YOUR TASK:
Copy each line exactly. Leave nothing out.

RECORDS FOR THIS TASK:
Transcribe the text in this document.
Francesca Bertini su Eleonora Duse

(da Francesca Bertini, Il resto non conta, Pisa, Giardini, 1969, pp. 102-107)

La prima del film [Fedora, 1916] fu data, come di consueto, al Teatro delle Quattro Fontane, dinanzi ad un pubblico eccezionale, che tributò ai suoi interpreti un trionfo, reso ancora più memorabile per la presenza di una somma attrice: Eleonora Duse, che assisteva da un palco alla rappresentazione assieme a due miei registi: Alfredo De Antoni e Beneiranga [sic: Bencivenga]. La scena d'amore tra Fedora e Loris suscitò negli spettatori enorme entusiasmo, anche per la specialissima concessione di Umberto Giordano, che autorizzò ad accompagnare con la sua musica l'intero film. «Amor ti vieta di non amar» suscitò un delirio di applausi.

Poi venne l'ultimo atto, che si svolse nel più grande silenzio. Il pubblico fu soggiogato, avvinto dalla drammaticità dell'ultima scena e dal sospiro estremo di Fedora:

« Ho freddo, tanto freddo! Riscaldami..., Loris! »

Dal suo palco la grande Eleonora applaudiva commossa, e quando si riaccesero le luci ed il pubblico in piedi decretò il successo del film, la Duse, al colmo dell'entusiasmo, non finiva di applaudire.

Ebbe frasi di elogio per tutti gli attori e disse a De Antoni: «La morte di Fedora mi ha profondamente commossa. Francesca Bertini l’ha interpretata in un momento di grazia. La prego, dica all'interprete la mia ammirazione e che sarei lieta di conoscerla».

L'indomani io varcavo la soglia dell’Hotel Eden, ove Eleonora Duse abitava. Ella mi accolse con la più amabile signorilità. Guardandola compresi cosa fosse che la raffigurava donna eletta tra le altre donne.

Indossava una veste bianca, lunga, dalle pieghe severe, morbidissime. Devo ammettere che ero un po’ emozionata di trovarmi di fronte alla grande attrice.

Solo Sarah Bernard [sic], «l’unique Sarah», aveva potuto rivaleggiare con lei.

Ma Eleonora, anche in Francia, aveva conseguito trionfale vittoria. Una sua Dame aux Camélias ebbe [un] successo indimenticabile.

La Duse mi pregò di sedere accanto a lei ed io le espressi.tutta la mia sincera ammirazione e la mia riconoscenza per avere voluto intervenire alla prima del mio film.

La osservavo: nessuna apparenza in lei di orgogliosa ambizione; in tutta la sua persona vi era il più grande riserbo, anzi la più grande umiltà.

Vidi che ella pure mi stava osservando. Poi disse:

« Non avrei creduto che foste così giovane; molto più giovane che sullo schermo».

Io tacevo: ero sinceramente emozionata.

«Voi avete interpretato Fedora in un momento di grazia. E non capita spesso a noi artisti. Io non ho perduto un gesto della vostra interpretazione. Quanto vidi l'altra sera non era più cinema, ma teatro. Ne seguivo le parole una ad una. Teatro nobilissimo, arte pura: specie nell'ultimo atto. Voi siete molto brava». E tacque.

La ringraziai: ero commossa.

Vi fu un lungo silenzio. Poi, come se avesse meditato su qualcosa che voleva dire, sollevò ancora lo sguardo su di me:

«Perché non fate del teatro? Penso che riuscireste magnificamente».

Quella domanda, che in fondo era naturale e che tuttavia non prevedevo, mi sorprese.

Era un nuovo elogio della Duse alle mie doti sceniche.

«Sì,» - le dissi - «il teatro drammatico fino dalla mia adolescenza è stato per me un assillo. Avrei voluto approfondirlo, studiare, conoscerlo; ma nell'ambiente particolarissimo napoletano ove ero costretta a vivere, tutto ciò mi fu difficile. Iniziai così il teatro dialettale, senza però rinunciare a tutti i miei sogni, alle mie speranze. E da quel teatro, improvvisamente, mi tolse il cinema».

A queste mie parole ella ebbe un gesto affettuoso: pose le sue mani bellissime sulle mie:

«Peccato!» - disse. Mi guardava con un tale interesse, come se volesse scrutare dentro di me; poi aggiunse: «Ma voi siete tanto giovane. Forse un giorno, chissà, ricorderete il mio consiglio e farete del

SOLUTION FOR THIS TASK:
Transcribe the text in this document.
Francesca Bertini su Eleonora Duse

(da Francesca Bertini, Il resto non conta, Pisa, Giardini, 1969, pp. 102-107)

La prima del film [Fedora, 1916] fu data, come di consueto, al Teatro delle Quattro Fontane, dinanzi ad un pubblico eccezionale, che tributò ai suoi interpreti un trionfo, reso ancora più memorabile per la presenza di una somma attrice: Eleonora Duse, che assisteva da un palco alla rappresentazione assieme a due miei registi: Alfredo De Antoni e Beneiranga [sic: Bencivenga]. La scena d'amore tra Fedora e Loris suscitò negli spettatori enorme entusiasmo, anche per la specialissima concessione di Umberto Giordano, che autorizzò ad accompagnare con la sua musica l'intero film. «Amor ti vieta di non amar» suscitò un delirio di applausi.

Poi venne l'ultimo atto, che si svolse nel più grande silenzio. Il pubblico fu soggiogato, avvinto dalla drammaticità dell'ultima scena e dal sospiro estremo di Fedora:

« Ho freddo, tanto freddo! Riscaldami..., Loris! »

Dal suo palco la grande Eleonora applaudiva commossa, e quando si riaccesero le luci ed il pubblico in piedi decretò il successo del film, la Duse, al colmo dell'entusiasmo, non finiva di applaudire.

Ebbe frasi di elogio per tutti gli attori e disse a De Antoni: «La morte di Fedora mi ha profondamente commossa. Francesca Bertini l’ha interpretata in un momento di grazia. La prego, dica all'interprete la mia ammirazione e che sarei lieta di conoscerla».

L'indomani io varcavo la soglia dell’Hotel Eden, ove Eleonora Duse abitava. Ella mi accolse con la più amabile signorilità. Guardandola compresi cosa fosse che la raffigurava donna eletta tra le altre donne.

Indossava una veste bianca, lunga, dalle pieghe severe, morbidissime. Devo ammettere che ero un po’ emozionata di trovarmi di fronte alla grande attrice.

Solo Sarah Bernard [sic], «l’unique Sarah», aveva potuto rivaleggiare con lei.

Ma Eleonora, anche in Francia, aveva conseguito trionfale vittoria. Una sua Dame aux Camélias ebbe [un] successo indimenticabile.

La Duse mi pregò di sedere accanto a lei ed io le espressi.tutta la mia sincera ammirazione e la mia riconoscenza per avere voluto intervenire alla prima del mio film.

La osservavo: nessuna apparenza in lei di orgogliosa ambizione; in tutta la sua persona vi era il più grande riserbo, anzi la più grande umiltà.

Vidi che ella pure mi stava osservando. Poi disse:

« Non avrei creduto che foste così giovane; molto più giovane che sullo schermo».

Io tacevo: ero sinceramente emozionata.

«Voi avete interpretato Fedora in un momento di grazia. E non capita spesso a noi artisti. Io non ho perduto un gesto della vostra interpretazione. Quanto vidi l'altra sera non era più cinema, ma teatro. Ne seguivo le parole una ad una. Teatro nobilissimo, arte pura: specie nell'ultimo atto. Voi siete molto brava». E tacque.

La ringraziai: ero commossa.

Vi fu un lungo silenzio. Poi, come se avesse meditato su qualcosa che voleva dire, sollevò ancora lo sguardo su di me:

«Perché non fate del teatro? Penso che riuscireste magnificamente».

Quella domanda, che in fondo era naturale e che tuttavia non prevedevo, mi sorprese.

Era un nuovo elogio della Duse alle mie doti sceniche.

«Sì,» - le dissi - «il teatro drammatico fino dalla mia adolescenza è stato per me un assillo. Avrei voluto approfondirlo, studiare, conoscerlo; ma nell'ambiente particolarissimo napoletano ove ero costretta a vivere, tutto ciò mi fu difficile. Iniziai così il teatro dialettale, senza però rinunciare a tutti i miei sogni, alle mie speranze. E da quel teatro, improvvisamente, mi tolse il cinema».

A queste mie parole ella ebbe un gesto affettuoso: pose le sue mani bellissime sulle mie:

«Peccato!» - disse. Mi guardava con un tale interesse, come se volesse scrutare dentro di me; poi aggiunse: «Ma voi siete tanto giovane. Forse un giorno, chissà, ricorderete il mio consiglio e farete del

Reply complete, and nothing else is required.